▶ **Task brief**
Across the data below, how many lines hold "JSON"? Answer with that number and nothing else.

▶ **Entries provided**
>> START

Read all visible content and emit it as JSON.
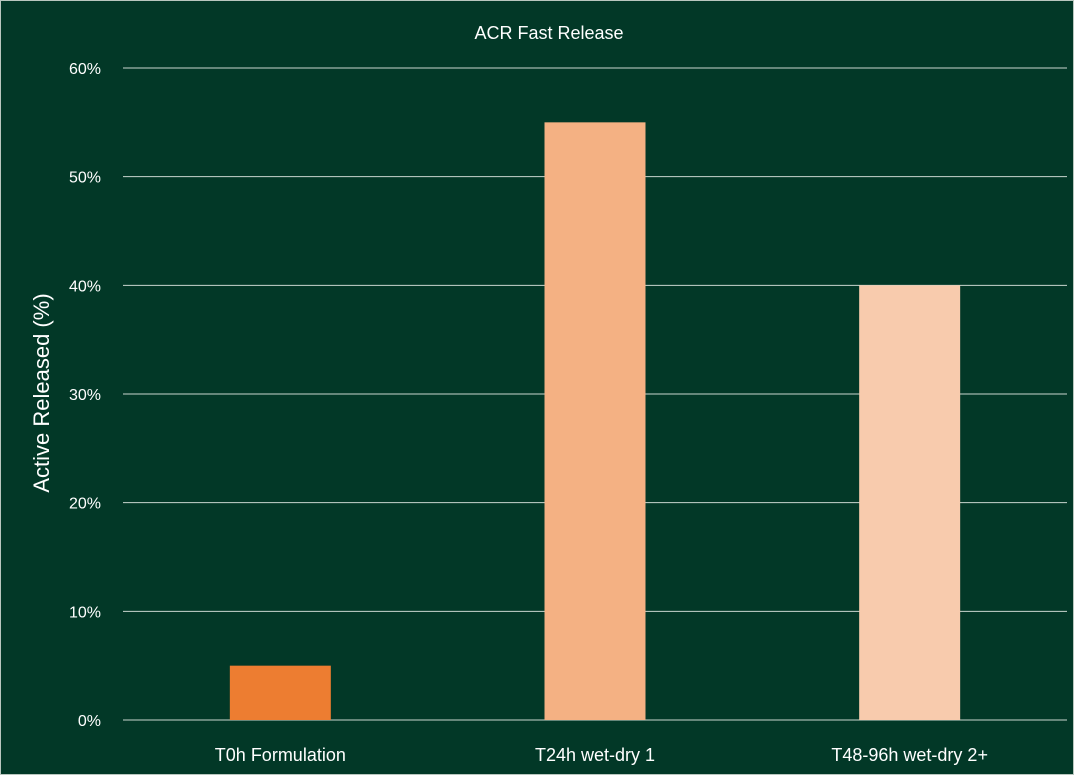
{
  "chart_data": {
    "type": "bar",
    "title": "ACR Fast Release",
    "xlabel": "",
    "ylabel": "Active Released (%)",
    "categories": [
      "T0h Formulation",
      "T24h wet-dry 1",
      "T48-96h wet-dry 2+"
    ],
    "values": [
      5,
      55,
      40
    ],
    "bar_colors": [
      "#ED7D31",
      "#F4B183",
      "#F8CBAD"
    ],
    "ylim": [
      0,
      60
    ],
    "yticks": [
      0,
      10,
      20,
      30,
      40,
      50,
      60
    ],
    "ytick_labels": [
      "0%",
      "10%",
      "20%",
      "30%",
      "40%",
      "50%",
      "60%"
    ],
    "grid": true,
    "legend": "none"
  },
  "colors": {
    "background": "#023827",
    "gridline": "#c9d6cf",
    "text": "#ffffff"
  }
}
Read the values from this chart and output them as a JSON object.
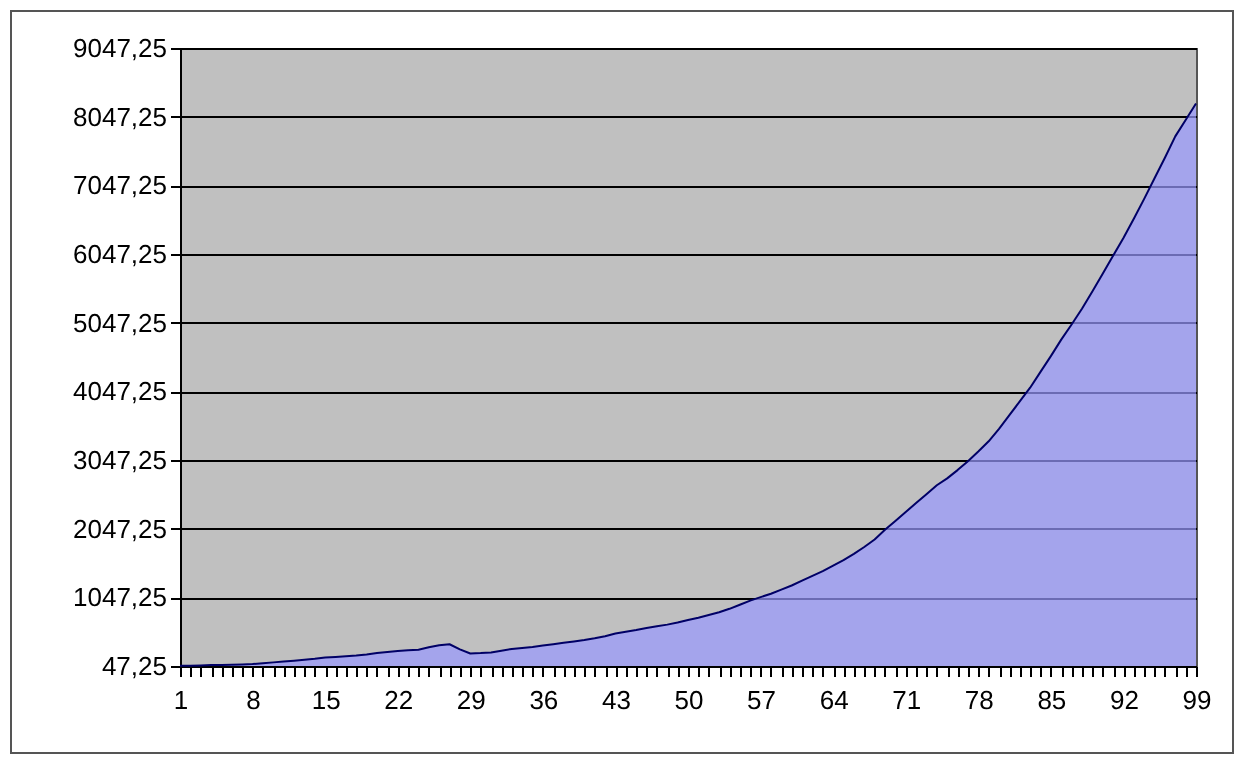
{
  "chart_data": {
    "type": "area",
    "categories": [
      "1",
      null,
      null,
      null,
      null,
      null,
      null,
      "8",
      null,
      null,
      null,
      null,
      null,
      null,
      "15",
      null,
      null,
      null,
      null,
      null,
      null,
      "22",
      null,
      null,
      null,
      null,
      null,
      null,
      "29",
      null,
      null,
      null,
      null,
      null,
      null,
      "36",
      null,
      null,
      null,
      null,
      null,
      null,
      "43",
      null,
      null,
      null,
      null,
      null,
      null,
      "50",
      null,
      null,
      null,
      null,
      null,
      null,
      "57",
      null,
      null,
      null,
      null,
      null,
      null,
      "64",
      null,
      null,
      null,
      null,
      null,
      null,
      "71",
      null,
      null,
      null,
      null,
      null,
      null,
      "78",
      null,
      null,
      null,
      null,
      null,
      null,
      "85",
      null,
      null,
      null,
      null,
      null,
      null,
      "92",
      null,
      null,
      null,
      null,
      null,
      null,
      "99"
    ],
    "series": [
      {
        "color": "#9999ff",
        "values": [
          50,
          52,
          55,
          60,
          63,
          66,
          70,
          75,
          87,
          100,
          112,
          125,
          138,
          152,
          170,
          180,
          190,
          200,
          215,
          235,
          250,
          265,
          275,
          285,
          320,
          350,
          364,
          290,
          230,
          235,
          245,
          270,
          295,
          310,
          325,
          345,
          365,
          385,
          405,
          425,
          450,
          480,
          520,
          545,
          570,
          600,
          625,
          650,
          680,
          717,
          750,
          790,
          830,
          880,
          940,
          1000,
          1050,
          1100,
          1160,
          1220,
          1290,
          1360,
          1430,
          1510,
          1590,
          1680,
          1780,
          1890,
          2030,
          2160,
          2290,
          2420,
          2550,
          2680,
          2780,
          2900,
          3030,
          3170,
          3320,
          3500,
          3700,
          3900,
          4100,
          4330,
          4560,
          4800,
          5020,
          5250,
          5500,
          5760,
          6020,
          6280,
          6560,
          6850,
          7150,
          7450,
          7760,
          8000,
          8240
        ]
      }
    ],
    "ylim": [
      47.25,
      9047.25
    ],
    "yticks": [
      {
        "value": 47.25,
        "label": "47,25"
      },
      {
        "value": 1047.25,
        "label": "1047,25"
      },
      {
        "value": 2047.25,
        "label": "2047,25"
      },
      {
        "value": 3047.25,
        "label": "3047,25"
      },
      {
        "value": 4047.25,
        "label": "4047,25"
      },
      {
        "value": 5047.25,
        "label": "5047,25"
      },
      {
        "value": 6047.25,
        "label": "6047,25"
      },
      {
        "value": 7047.25,
        "label": "7047,25"
      },
      {
        "value": 8047.25,
        "label": "8047,25"
      },
      {
        "value": 9047.25,
        "label": "9047,25"
      }
    ],
    "grid": "y"
  }
}
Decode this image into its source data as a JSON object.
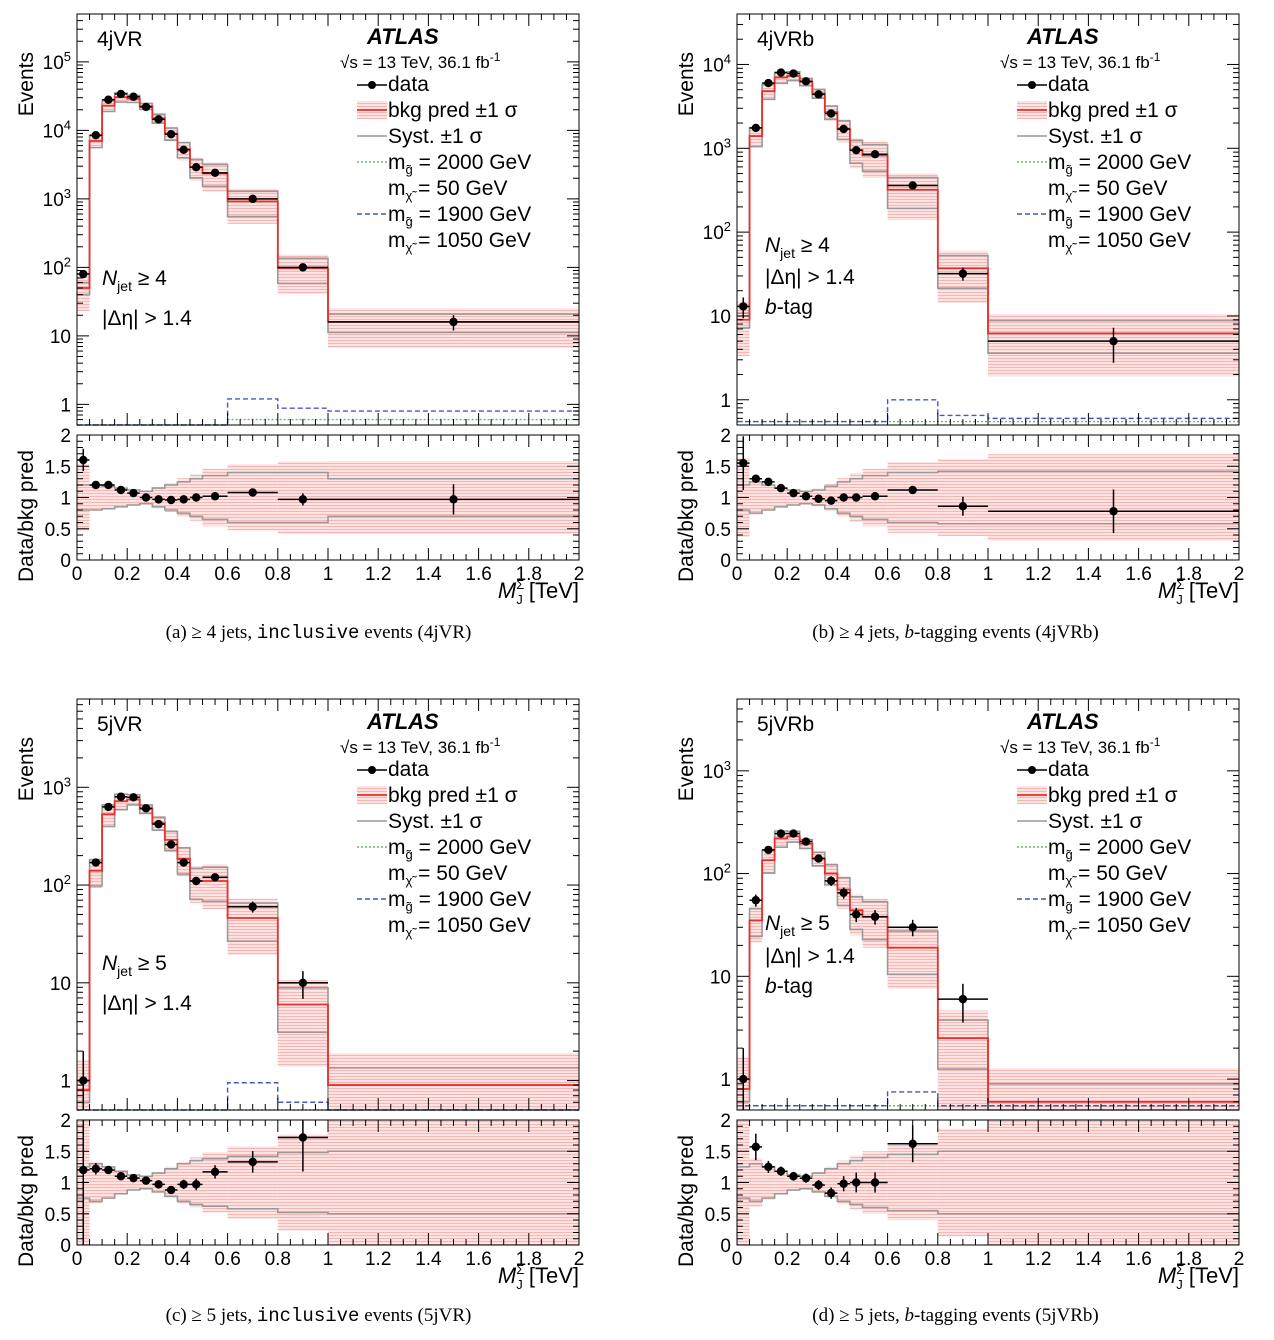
{
  "figure": {
    "panels": [
      {
        "id": "a",
        "region": "4jVR",
        "caption_prefix": "(a)  ≥ 4 jets, ",
        "caption_mono": "inclusive",
        "caption_suffix": " events (4jVR)",
        "selection": [
          {
            "main": "N",
            "sub": "jet",
            "rest": " ≥ 4"
          },
          {
            "main": "|Δη| > 1.4",
            "sub": "",
            "rest": ""
          }
        ]
      },
      {
        "id": "b",
        "region": "4jVRb",
        "caption_prefix": "(b)  ≥ 4 jets, ",
        "caption_ital": "b",
        "caption_suffix": "-tagging events (4jVRb)",
        "selection": [
          {
            "main": "N",
            "sub": "jet",
            "rest": " ≥ 4"
          },
          {
            "main": "|Δη| > 1.4",
            "sub": "",
            "rest": ""
          },
          {
            "main": "b",
            "sub": "",
            "rest": "-tag"
          }
        ]
      },
      {
        "id": "c",
        "region": "5jVR",
        "caption_prefix": "(c)  ≥ 5 jets, ",
        "caption_mono": "inclusive",
        "caption_suffix": " events (5jVR)",
        "selection": [
          {
            "main": "N",
            "sub": "jet",
            "rest": " ≥ 5"
          },
          {
            "main": "|Δη| > 1.4",
            "sub": "",
            "rest": ""
          }
        ]
      },
      {
        "id": "d",
        "region": "5jVRb",
        "caption_prefix": "(d)  ≥ 5 jets, ",
        "caption_ital": "b",
        "caption_suffix": "-tagging events (5jVRb)",
        "selection": [
          {
            "main": "N",
            "sub": "jet",
            "rest": " ≥ 5"
          },
          {
            "main": "|Δη| > 1.4",
            "sub": "",
            "rest": ""
          },
          {
            "main": "b",
            "sub": "",
            "rest": "-tag"
          }
        ]
      }
    ],
    "atlas_label": "ATLAS",
    "energy_label": "√s = 13 TeV, 36.1 fb",
    "energy_sup": "-1",
    "legend": {
      "data": "data",
      "bkg": "bkg pred ±1 σ",
      "syst": "Syst. ±1 σ",
      "sig1_line1": "= 2000 GeV",
      "sig1_line2": "= 50 GeV",
      "sig2_line1": "= 1900 GeV",
      "sig2_line2": "= 1050 GeV"
    },
    "colors": {
      "bkg": "#e8302c",
      "band": "#f7b6b4",
      "syst": "#999999",
      "sig1": "#66bb66",
      "sig2": "#4455cc",
      "data": "#000000"
    }
  },
  "chart_data": [
    {
      "type": "histogram",
      "region": "4jVR",
      "ylabel": "Events",
      "ratio_ylabel": "Data/bkg pred",
      "xlabel": "M_J^Σ [TeV]",
      "xlim": [
        0,
        2
      ],
      "ylim": [
        0.5,
        500000
      ],
      "ylog": true,
      "ratio_ylim": [
        0,
        2
      ],
      "bin_edges": [
        0,
        0.05,
        0.1,
        0.15,
        0.2,
        0.25,
        0.3,
        0.35,
        0.4,
        0.45,
        0.5,
        0.6,
        0.8,
        1.0,
        2.0
      ],
      "data": [
        80,
        8500,
        28000,
        34000,
        31000,
        22000,
        14500,
        8800,
        5200,
        2900,
        2400,
        1000,
        100,
        16
      ],
      "bkg": [
        50,
        7000,
        23000,
        30500,
        29000,
        22500,
        15000,
        9000,
        5300,
        2900,
        2350,
        920,
        97,
        16
      ],
      "syst_rel": [
        0.2,
        0.2,
        0.18,
        0.15,
        0.12,
        0.1,
        0.15,
        0.2,
        0.25,
        0.3,
        0.35,
        0.4,
        0.4,
        0.3
      ],
      "stat_rel": [
        0.5,
        0.05,
        0.05,
        0.05,
        0.05,
        0.05,
        0.08,
        0.12,
        0.18,
        0.22,
        0.3,
        0.35,
        0.42,
        0.5
      ],
      "sig1": [
        0.5,
        0.5,
        0.5,
        0.5,
        0.5,
        0.5,
        0.5,
        0.5,
        0.5,
        0.5,
        0.5,
        0.6,
        0.6,
        0.6
      ],
      "sig2": [
        0.5,
        0.5,
        0.5,
        0.5,
        0.5,
        0.5,
        0.5,
        0.5,
        0.5,
        0.5,
        0.5,
        1.2,
        0.88,
        0.8
      ],
      "ratio": [
        1.6,
        1.2,
        1.2,
        1.12,
        1.07,
        1.0,
        0.97,
        0.96,
        0.97,
        1.0,
        1.02,
        1.08,
        0.97,
        0.97
      ]
    },
    {
      "type": "histogram",
      "region": "4jVRb",
      "ylabel": "Events",
      "ratio_ylabel": "Data/bkg pred",
      "xlabel": "M_J^Σ [TeV]",
      "xlim": [
        0,
        2
      ],
      "ylim": [
        0.5,
        40000
      ],
      "ylog": true,
      "ratio_ylim": [
        0,
        2
      ],
      "bin_edges": [
        0,
        0.05,
        0.1,
        0.15,
        0.2,
        0.25,
        0.3,
        0.35,
        0.4,
        0.45,
        0.5,
        0.6,
        0.8,
        1.0,
        2.0
      ],
      "data": [
        13,
        1750,
        6000,
        8000,
        7800,
        6300,
        4400,
        2600,
        1700,
        950,
        850,
        360,
        32,
        5
      ],
      "bkg": [
        9,
        1400,
        4800,
        7000,
        7300,
        6200,
        4500,
        2700,
        1700,
        950,
        820,
        320,
        37,
        6.2
      ],
      "syst_rel": [
        0.2,
        0.25,
        0.2,
        0.15,
        0.12,
        0.1,
        0.12,
        0.18,
        0.25,
        0.3,
        0.35,
        0.4,
        0.42,
        0.42
      ],
      "stat_rel": [
        0.6,
        0.1,
        0.05,
        0.05,
        0.05,
        0.05,
        0.08,
        0.12,
        0.18,
        0.25,
        0.3,
        0.4,
        0.45,
        0.55
      ],
      "sig1": [
        0.55,
        0.55,
        0.55,
        0.55,
        0.55,
        0.55,
        0.55,
        0.55,
        0.55,
        0.55,
        0.55,
        0.55,
        0.55,
        0.55
      ],
      "sig2": [
        0.55,
        0.55,
        0.55,
        0.55,
        0.55,
        0.55,
        0.55,
        0.55,
        0.55,
        0.55,
        0.55,
        1.0,
        0.65,
        0.6
      ],
      "ratio": [
        1.55,
        1.3,
        1.25,
        1.15,
        1.07,
        1.02,
        0.98,
        0.95,
        1.0,
        1.0,
        1.02,
        1.12,
        0.86,
        0.78
      ]
    },
    {
      "type": "histogram",
      "region": "5jVR",
      "ylabel": "Events",
      "ratio_ylabel": "Data/bkg pred",
      "xlabel": "M_J^Σ [TeV]",
      "xlim": [
        0,
        2
      ],
      "ylim": [
        0.5,
        8000
      ],
      "ylog": true,
      "ratio_ylim": [
        0,
        2
      ],
      "bin_edges": [
        0,
        0.05,
        0.1,
        0.15,
        0.2,
        0.25,
        0.3,
        0.35,
        0.4,
        0.45,
        0.5,
        0.6,
        0.8,
        1.0,
        2.0
      ],
      "data": [
        1,
        170,
        630,
        800,
        790,
        610,
        420,
        260,
        170,
        110,
        120,
        60,
        10,
        0
      ],
      "bkg": [
        0.8,
        140,
        530,
        720,
        750,
        600,
        430,
        290,
        185,
        110,
        110,
        46,
        6,
        0.9
      ],
      "syst_rel": [
        0.25,
        0.3,
        0.25,
        0.18,
        0.12,
        0.1,
        0.15,
        0.22,
        0.3,
        0.35,
        0.38,
        0.42,
        0.48,
        0.5
      ],
      "stat_rel": [
        1.0,
        0.15,
        0.08,
        0.05,
        0.05,
        0.05,
        0.08,
        0.12,
        0.15,
        0.2,
        0.3,
        0.4,
        0.6,
        1.0
      ],
      "sig1": [
        0.5,
        0.5,
        0.5,
        0.5,
        0.5,
        0.5,
        0.5,
        0.5,
        0.5,
        0.5,
        0.5,
        0.5,
        0.5,
        0.5
      ],
      "sig2": [
        0.5,
        0.5,
        0.5,
        0.5,
        0.5,
        0.5,
        0.5,
        0.5,
        0.5,
        0.5,
        0.5,
        0.95,
        0.6,
        0.5
      ],
      "ratio": [
        1.2,
        1.22,
        1.2,
        1.1,
        1.07,
        1.03,
        0.97,
        0.88,
        0.97,
        0.97,
        1.17,
        1.33,
        1.72,
        null
      ]
    },
    {
      "type": "histogram",
      "region": "5jVRb",
      "ylabel": "Events",
      "ratio_ylabel": "Data/bkg pred",
      "xlabel": "M_J^Σ [TeV]",
      "xlim": [
        0,
        2
      ],
      "ylim": [
        0.5,
        5000
      ],
      "ylog": true,
      "ratio_ylim": [
        0,
        2
      ],
      "bin_edges": [
        0,
        0.05,
        0.1,
        0.15,
        0.2,
        0.25,
        0.3,
        0.35,
        0.4,
        0.45,
        0.5,
        0.6,
        0.8,
        1.0,
        2.0
      ],
      "data": [
        1,
        55,
        170,
        245,
        245,
        205,
        140,
        85,
        65,
        40,
        38,
        30,
        6,
        0
      ],
      "bkg": [
        0.8,
        35,
        135,
        220,
        230,
        195,
        140,
        100,
        70,
        44,
        38,
        19,
        2.5,
        0.6
      ],
      "syst_rel": [
        0.25,
        0.3,
        0.25,
        0.18,
        0.12,
        0.1,
        0.15,
        0.22,
        0.3,
        0.35,
        0.4,
        0.45,
        0.5,
        0.5
      ],
      "stat_rel": [
        1.0,
        0.25,
        0.1,
        0.06,
        0.06,
        0.06,
        0.08,
        0.12,
        0.18,
        0.25,
        0.3,
        0.4,
        0.7,
        1.0
      ],
      "sig1": [
        0.55,
        0.55,
        0.55,
        0.55,
        0.55,
        0.55,
        0.55,
        0.55,
        0.55,
        0.55,
        0.55,
        0.55,
        0.55,
        0.55
      ],
      "sig2": [
        0.55,
        0.55,
        0.55,
        0.55,
        0.55,
        0.55,
        0.55,
        0.55,
        0.55,
        0.55,
        0.55,
        0.75,
        0.55,
        0.55
      ],
      "ratio": [
        null,
        1.57,
        1.25,
        1.18,
        1.1,
        1.07,
        0.96,
        0.83,
        0.98,
        1.0,
        1.0,
        1.62,
        null,
        null
      ]
    }
  ]
}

>> END

▶ **Expected output**
3